Work required
Give the data below again exactly as it stands. Omit the pictures.

Provided data
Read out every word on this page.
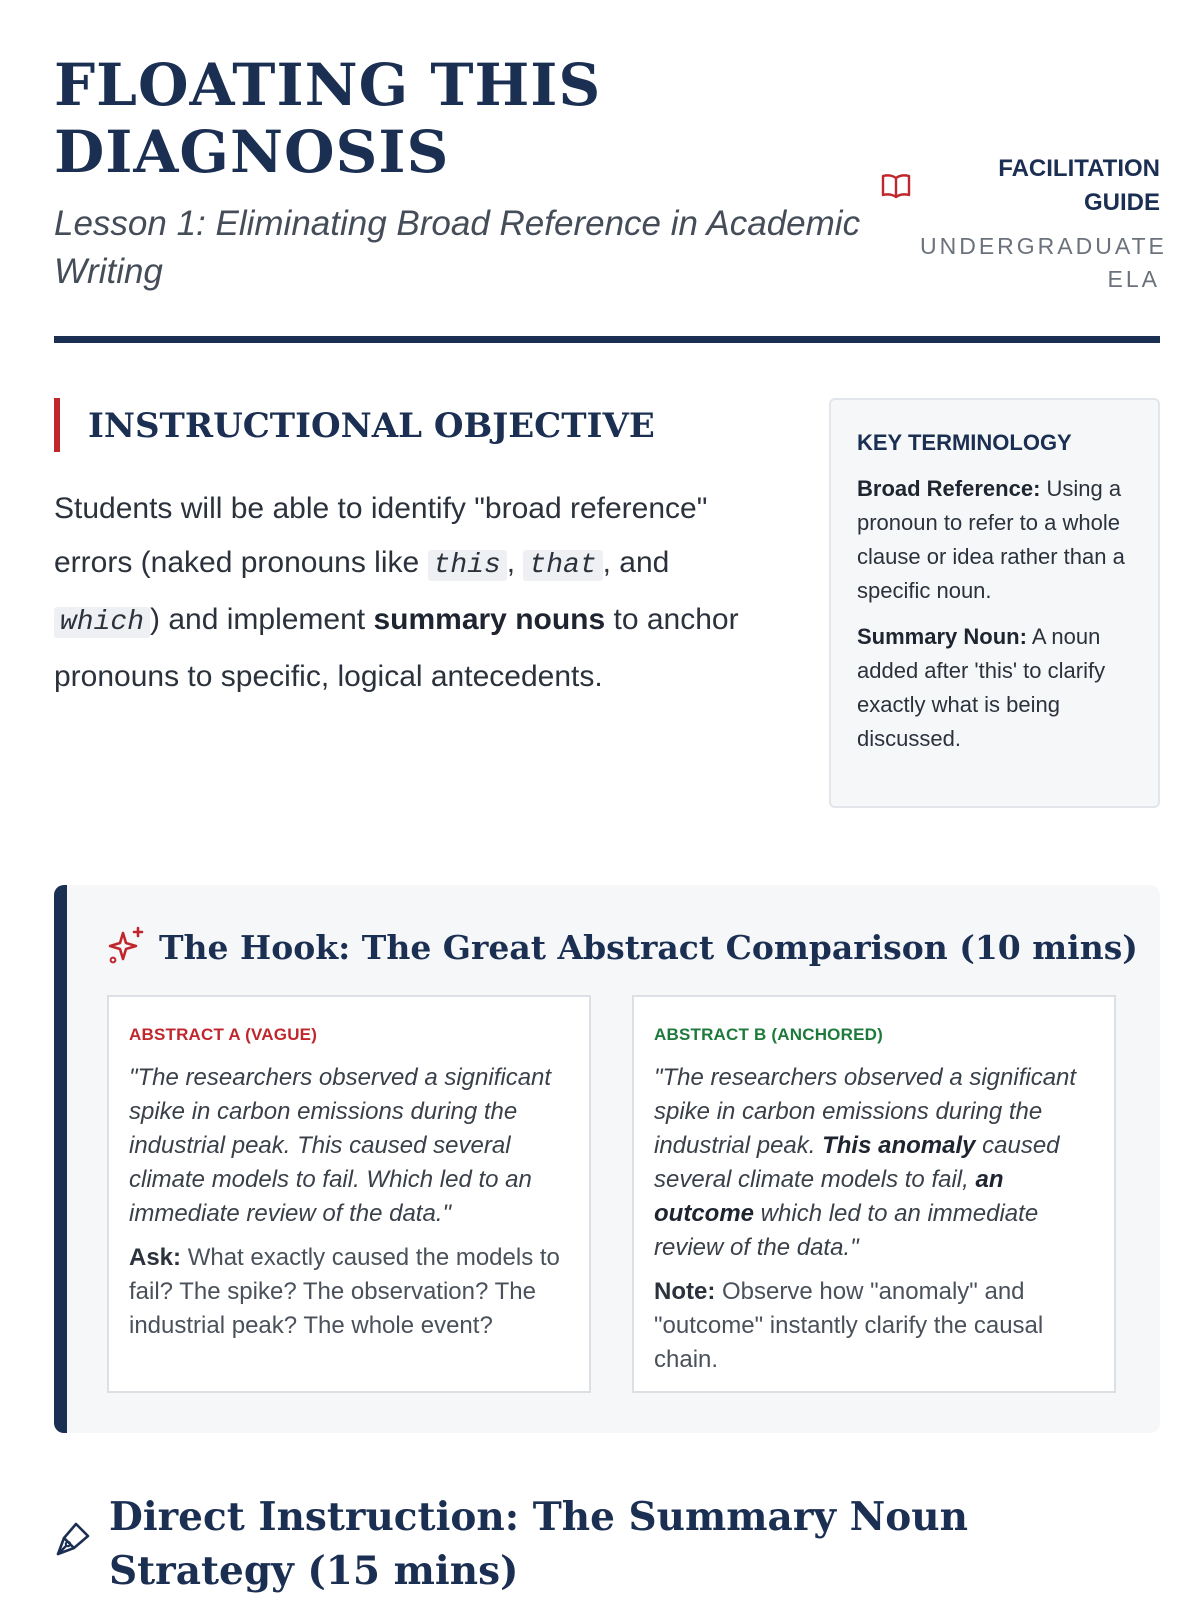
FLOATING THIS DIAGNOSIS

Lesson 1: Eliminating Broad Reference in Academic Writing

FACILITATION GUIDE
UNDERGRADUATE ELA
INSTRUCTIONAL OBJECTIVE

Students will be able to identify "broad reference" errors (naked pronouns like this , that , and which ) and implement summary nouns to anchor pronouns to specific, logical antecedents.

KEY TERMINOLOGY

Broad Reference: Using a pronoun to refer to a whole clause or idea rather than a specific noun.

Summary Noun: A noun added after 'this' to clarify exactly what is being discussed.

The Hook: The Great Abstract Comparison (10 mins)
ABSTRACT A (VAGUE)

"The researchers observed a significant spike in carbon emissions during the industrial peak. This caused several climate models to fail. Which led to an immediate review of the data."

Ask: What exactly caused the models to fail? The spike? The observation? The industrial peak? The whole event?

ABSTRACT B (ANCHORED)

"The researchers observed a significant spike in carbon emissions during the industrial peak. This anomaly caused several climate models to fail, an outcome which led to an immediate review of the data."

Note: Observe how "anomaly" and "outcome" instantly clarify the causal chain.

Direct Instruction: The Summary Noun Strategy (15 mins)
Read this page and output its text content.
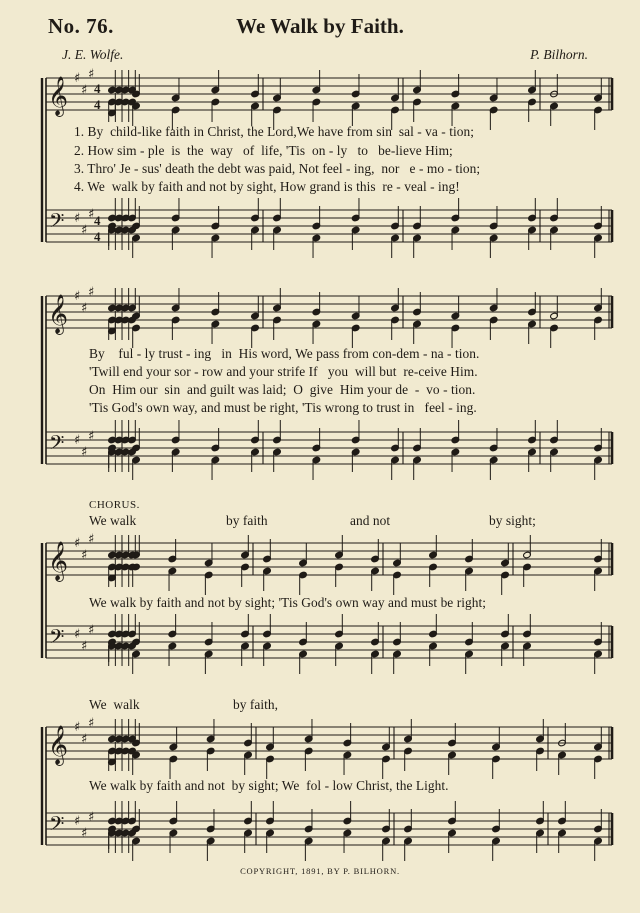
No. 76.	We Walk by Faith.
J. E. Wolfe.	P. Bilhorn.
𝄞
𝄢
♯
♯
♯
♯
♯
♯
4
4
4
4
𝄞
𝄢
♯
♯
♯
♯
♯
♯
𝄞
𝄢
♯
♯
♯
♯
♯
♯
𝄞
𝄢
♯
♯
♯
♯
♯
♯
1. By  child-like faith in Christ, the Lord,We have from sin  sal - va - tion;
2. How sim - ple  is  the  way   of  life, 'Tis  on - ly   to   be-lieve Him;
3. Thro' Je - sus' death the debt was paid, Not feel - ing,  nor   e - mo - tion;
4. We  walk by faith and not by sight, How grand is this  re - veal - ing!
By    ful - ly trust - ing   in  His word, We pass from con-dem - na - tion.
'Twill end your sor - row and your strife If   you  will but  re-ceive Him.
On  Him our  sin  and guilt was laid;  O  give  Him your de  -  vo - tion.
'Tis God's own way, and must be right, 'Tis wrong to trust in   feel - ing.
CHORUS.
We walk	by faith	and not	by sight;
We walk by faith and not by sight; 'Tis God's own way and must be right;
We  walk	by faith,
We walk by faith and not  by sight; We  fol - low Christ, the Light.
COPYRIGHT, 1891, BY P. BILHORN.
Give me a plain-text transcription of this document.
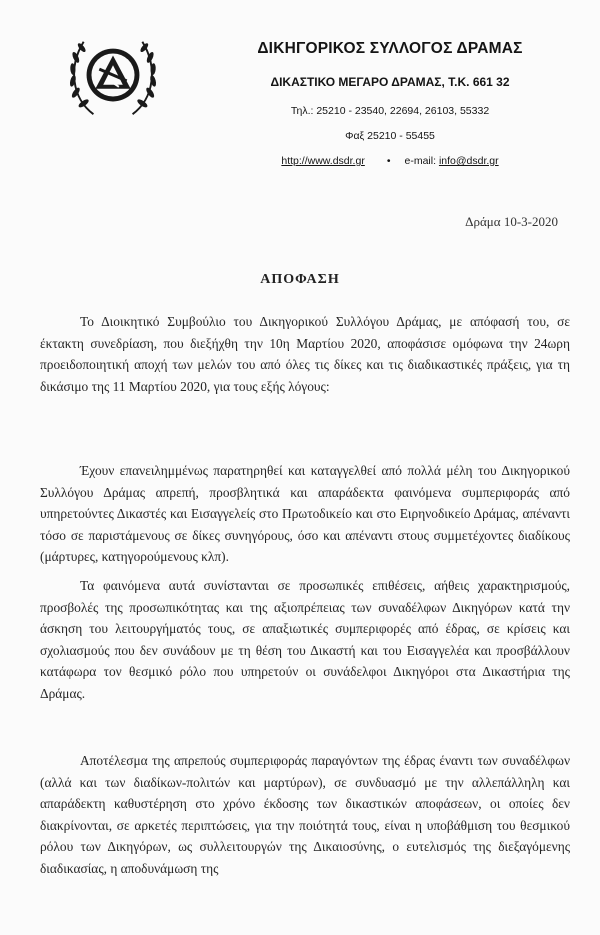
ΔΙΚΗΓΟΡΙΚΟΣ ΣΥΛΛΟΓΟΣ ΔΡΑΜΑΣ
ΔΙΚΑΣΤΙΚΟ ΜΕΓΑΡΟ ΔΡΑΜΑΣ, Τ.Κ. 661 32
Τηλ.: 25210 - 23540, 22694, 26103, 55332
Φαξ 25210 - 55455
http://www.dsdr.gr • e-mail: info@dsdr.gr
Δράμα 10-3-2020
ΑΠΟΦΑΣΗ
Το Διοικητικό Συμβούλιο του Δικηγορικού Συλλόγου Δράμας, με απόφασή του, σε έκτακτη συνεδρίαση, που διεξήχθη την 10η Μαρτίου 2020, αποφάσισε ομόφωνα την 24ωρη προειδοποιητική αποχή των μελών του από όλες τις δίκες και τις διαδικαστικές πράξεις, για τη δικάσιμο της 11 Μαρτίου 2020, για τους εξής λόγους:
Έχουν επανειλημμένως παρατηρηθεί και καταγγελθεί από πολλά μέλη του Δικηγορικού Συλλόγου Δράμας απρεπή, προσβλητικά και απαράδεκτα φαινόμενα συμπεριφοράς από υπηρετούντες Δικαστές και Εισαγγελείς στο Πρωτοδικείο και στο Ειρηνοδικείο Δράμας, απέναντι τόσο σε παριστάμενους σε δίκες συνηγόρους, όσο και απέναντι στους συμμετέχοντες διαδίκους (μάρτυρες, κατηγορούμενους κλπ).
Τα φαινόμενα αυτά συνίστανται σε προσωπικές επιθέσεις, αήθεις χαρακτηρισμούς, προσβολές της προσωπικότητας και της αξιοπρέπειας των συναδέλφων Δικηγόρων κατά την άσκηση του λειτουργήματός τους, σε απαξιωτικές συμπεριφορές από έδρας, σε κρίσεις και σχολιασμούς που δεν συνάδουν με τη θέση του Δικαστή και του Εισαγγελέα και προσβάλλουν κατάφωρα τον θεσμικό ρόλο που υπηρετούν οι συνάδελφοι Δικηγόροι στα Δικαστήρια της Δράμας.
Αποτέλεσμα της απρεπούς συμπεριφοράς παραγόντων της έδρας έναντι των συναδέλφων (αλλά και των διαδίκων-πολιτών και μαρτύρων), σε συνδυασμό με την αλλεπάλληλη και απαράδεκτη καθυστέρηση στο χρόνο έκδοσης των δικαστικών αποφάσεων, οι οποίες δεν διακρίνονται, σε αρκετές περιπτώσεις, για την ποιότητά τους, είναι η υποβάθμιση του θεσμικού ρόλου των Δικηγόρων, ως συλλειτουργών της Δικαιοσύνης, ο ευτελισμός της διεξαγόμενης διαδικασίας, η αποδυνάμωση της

Answer to this task
Read out every word on this page.
FLOATING THIS DIAGNOSIS

Lesson 1: Eliminating Broad Reference in Academic Writing

FACILITATION GUIDE
UNDERGRADUATE ELA
INSTRUCTIONAL OBJECTIVE

Students will be able to identify "broad reference" errors (naked pronouns like this , that , and which ) and implement summary nouns to anchor pronouns to specific, logical antecedents.

KEY TERMINOLOGY

Broad Reference: Using a pronoun to refer to a whole clause or idea rather than a specific noun.

Summary Noun: A noun added after 'this' to clarify exactly what is being discussed.

The Hook: The Great Abstract Comparison (10 mins)
ABSTRACT A (VAGUE)

"The researchers observed a significant spike in carbon emissions during the industrial peak. This caused several climate models to fail. Which led to an immediate review of the data."

Ask: What exactly caused the models to fail? The spike? The observation? The industrial peak? The whole event?

ABSTRACT B (ANCHORED)

"The researchers observed a significant spike in carbon emissions during the industrial peak. This anomaly caused several climate models to fail, an outcome which led to an immediate review of the data."

Note: Observe how "anomaly" and "outcome" instantly clarify the causal chain.

Direct Instruction: The Summary Noun Strategy (15 mins)
Read this page and output its text content.
No. 76.	We Walk by Faith.
J. E. Wolfe.	P. Bilhorn.
𝄞
𝄢
♯
♯
♯
♯
♯
♯
4
4
4
4
𝄞
𝄢
♯
♯
♯
♯
♯
♯
𝄞
𝄢
♯
♯
♯
♯
♯
♯
𝄞
𝄢
♯
♯
♯
♯
♯
♯
1. By  child-like faith in Christ, the Lord,We have from sin  sal - va - tion;
2. How sim - ple  is  the  way   of  life, 'Tis  on - ly   to   be-lieve Him;
3. Thro' Je - sus' death the debt was paid, Not feel - ing,  nor   e - mo - tion;
4. We  walk by faith and not by sight, How grand is this  re - veal - ing!
By    ful - ly trust - ing   in  His word, We pass from con-dem - na - tion.
'Twill end your sor - row and your strife If   you  will but  re-ceive Him.
On  Him our  sin  and guilt was laid;  O  give  Him your de  -  vo - tion.
'Tis God's own way, and must be right, 'Tis wrong to trust in   feel - ing.
CHORUS.
We walk	by faith	and not	by sight;
We walk by faith and not by sight; 'Tis God's own way and must be right;
We  walk	by faith,
We walk by faith and not  by sight; We  fol - low Christ, the Light.
COPYRIGHT, 1891, BY P. BILHORN.
Give me a plain-text transcription of this document.
ΔΙΚΗΓΟΡΙΚΟΣ ΣΥΛΛΟΓΟΣ ΔΡΑΜΑΣ
ΔΙΚΑΣΤΙΚΟ ΜΕΓΑΡΟ ΔΡΑΜΑΣ, Τ.Κ. 661 32
Τηλ.: 25210 - 23540, 22694, 26103, 55332
Φαξ 25210 - 55455
http://www.dsdr.gr • e-mail: info@dsdr.gr
Δράμα 10-3-2020
ΑΠΟΦΑΣΗ
Το Διοικητικό Συμβούλιο του Δικηγορικού Συλλόγου Δράμας, με απόφασή του, σε έκτακτη συνεδρίαση, που διεξήχθη την 10η Μαρτίου 2020, αποφάσισε ομόφωνα την 24ωρη προειδοποιητική αποχή των μελών του από όλες τις δίκες και τις διαδικαστικές πράξεις, για τη δικάσιμο της 11 Μαρτίου 2020, για τους εξής λόγους:
Έχουν επανειλημμένως παρατηρηθεί και καταγγελθεί από πολλά μέλη του Δικηγορικού Συλλόγου Δράμας απρεπή, προσβλητικά και απαράδεκτα φαινόμενα συμπεριφοράς από υπηρετούντες Δικαστές και Εισαγγελείς στο Πρωτοδικείο και στο Ειρηνοδικείο Δράμας, απέναντι τόσο σε παριστάμενους σε δίκες συνηγόρους, όσο και απέναντι στους συμμετέχοντες διαδίκους (μάρτυρες, κατηγορούμενους κλπ).
Τα φαινόμενα αυτά συνίστανται σε προσωπικές επιθέσεις, αήθεις χαρακτηρισμούς, προσβολές της προσωπικότητας και της αξιοπρέπειας των συναδέλφων Δικηγόρων κατά την άσκηση του λειτουργήματός τους, σε απαξιωτικές συμπεριφορές από έδρας, σε κρίσεις και σχολιασμούς που δεν συνάδουν με τη θέση του Δικαστή και του Εισαγγελέα και προσβάλλουν κατάφωρα τον θεσμικό ρόλο που υπηρετούν οι συνάδελφοι Δικηγόροι στα Δικαστήρια της Δράμας.
Αποτέλεσμα της απρεπούς συμπεριφοράς παραγόντων της έδρας έναντι των συναδέλφων (αλλά και των διαδίκων-πολιτών και μαρτύρων), σε συνδυασμό με την αλλεπάλληλη και απαράδεκτη καθυστέρηση στο χρόνο έκδοσης των δικαστικών αποφάσεων, οι οποίες δεν διακρίνονται, σε αρκετές περιπτώσεις, για την ποιότητά τους, είναι η υποβάθμιση του θεσμικού ρόλου των Δικηγόρων, ως συλλειτουργών της Δικαιοσύνης, ο ευτελισμός της διεξαγόμενης διαδικασίας, η αποδυνάμωση της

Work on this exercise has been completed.